(Items from a dataset)
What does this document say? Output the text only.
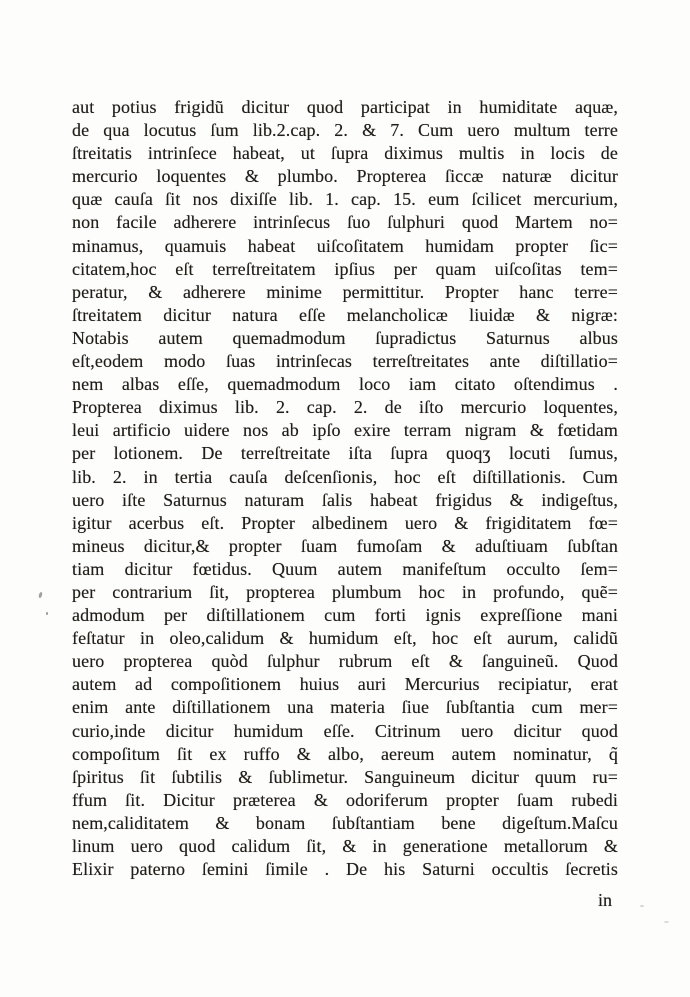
aut potius frigidũ dicitur quod participat in humiditate aquæ,
de qua locutus ſum lib.2.cap. 2. & 7. Cum uero multum terre
ſtreitatis intrinſece habeat, ut ſupra diximus multis in locis de
mercurio loquentes & plumbo. Propterea ſiccæ naturæ dicitur
quæ cauſa ſit nos dixiſſe lib. 1. cap. 15. eum ſcilicet mercurium,
non facile adherere intrinſecus ſuo ſulphuri quod Martem no=
minamus, quamuis habeat uiſcoſitatem humidam propter ſic=
citatem,hoc eſt terreſtreitatem ipſius per quam uiſcoſitas tem=
peratur, & adherere minime permittitur. Propter hanc terre=
ſtreitatem dicitur natura eſſe melancholicæ liuidæ & nigræ:
Notabis autem quemadmodum ſupradictus Saturnus albus
eſt,eodem modo ſuas intrinſecas terreſtreitates ante diſtillatio=
nem albas eſſe, quemadmodum loco iam citato oſtendimus .
Propterea diximus lib. 2. cap. 2. de iſto mercurio loquentes,
leui artificio uidere nos ab ipſo exire terram nigram & fœtidam
per lotionem. De terreſtreitate iſta ſupra quoqʒ locuti ſumus,
lib. 2. in tertia cauſa deſcenſionis, hoc eſt diſtillationis. Cum
uero iſte Saturnus naturam ſalis habeat frigidus & indigeſtus,
igitur acerbus eſt. Propter albedinem uero & frigiditatem fœ=
mineus dicitur,& propter ſuam fumoſam & aduſtiuam ſubſtan
tiam dicitur fœtidus. Quum autem manifeſtum occulto ſem=
per contrarium ſit, propterea plumbum hoc in profundo, quẽ=
admodum per diſtillationem cum forti ignis expreſſione mani
feſtatur in oleo,calidum & humidum eſt, hoc eſt aurum, calidũ
uero propterea quòd ſulphur rubrum eſt & ſanguineũ. Quod
autem ad compoſitionem huius auri Mercurius recipiatur, erat
enim ante diſtillationem una materia ſiue ſubſtantia cum mer=
curio,inde dicitur humidum eſſe. Citrinum uero dicitur quod
compoſitum ſit ex ruffo & albo, aereum autem nominatur, q̃
ſpiritus ſit ſubtilis & ſublimetur. Sanguineum dicitur quum ru=
ffum ſit. Dicitur præterea & odoriferum propter ſuam rubedi
nem,caliditatem & bonam ſubſtantiam bene digeſtum.Maſcu
linum uero quod calidum ſit, & in generatione metallorum &
Elixir paterno ſemini ſimile . De his Saturni occultis ſecretis
in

* _Aim_: Repeat the records word for word. Any picture in them should be left out.

* _Complete response_:
What does this document say? Output the text only.
aut potius frigidũ dicitur quod participat in humiditate aquæ,
de qua locutus ſum lib.2.cap. 2. & 7. Cum uero multum terre
ſtreitatis intrinſece habeat, ut ſupra diximus multis in locis de
mercurio loquentes & plumbo. Propterea ſiccæ naturæ dicitur
quæ cauſa ſit nos dixiſſe lib. 1. cap. 15. eum ſcilicet mercurium,
non facile adherere intrinſecus ſuo ſulphuri quod Martem no=
minamus, quamuis habeat uiſcoſitatem humidam propter ſic=
citatem,hoc eſt terreſtreitatem ipſius per quam uiſcoſitas tem=
peratur, & adherere minime permittitur. Propter hanc terre=
ſtreitatem dicitur natura eſſe melancholicæ liuidæ & nigræ:
Notabis autem quemadmodum ſupradictus Saturnus albus
eſt,eodem modo ſuas intrinſecas terreſtreitates ante diſtillatio=
nem albas eſſe, quemadmodum loco iam citato oſtendimus .
Propterea diximus lib. 2. cap. 2. de iſto mercurio loquentes,
leui artificio uidere nos ab ipſo exire terram nigram & fœtidam
per lotionem. De terreſtreitate iſta ſupra quoqʒ locuti ſumus,
lib. 2. in tertia cauſa deſcenſionis, hoc eſt diſtillationis. Cum
uero iſte Saturnus naturam ſalis habeat frigidus & indigeſtus,
igitur acerbus eſt. Propter albedinem uero & frigiditatem fœ=
mineus dicitur,& propter ſuam fumoſam & aduſtiuam ſubſtan
tiam dicitur fœtidus. Quum autem manifeſtum occulto ſem=
per contrarium ſit, propterea plumbum hoc in profundo, quẽ=
admodum per diſtillationem cum forti ignis expreſſione mani
feſtatur in oleo,calidum & humidum eſt, hoc eſt aurum, calidũ
uero propterea quòd ſulphur rubrum eſt & ſanguineũ. Quod
autem ad compoſitionem huius auri Mercurius recipiatur, erat
enim ante diſtillationem una materia ſiue ſubſtantia cum mer=
curio,inde dicitur humidum eſſe. Citrinum uero dicitur quod
compoſitum ſit ex ruffo & albo, aereum autem nominatur, q̃
ſpiritus ſit ſubtilis & ſublimetur. Sanguineum dicitur quum ru=
ffum ſit. Dicitur præterea & odoriferum propter ſuam rubedi
nem,caliditatem & bonam ſubſtantiam bene digeſtum.Maſcu
linum uero quod calidum ſit, & in generatione metallorum &
Elixir paterno ſemini ſimile . De his Saturni occultis ſecretis
in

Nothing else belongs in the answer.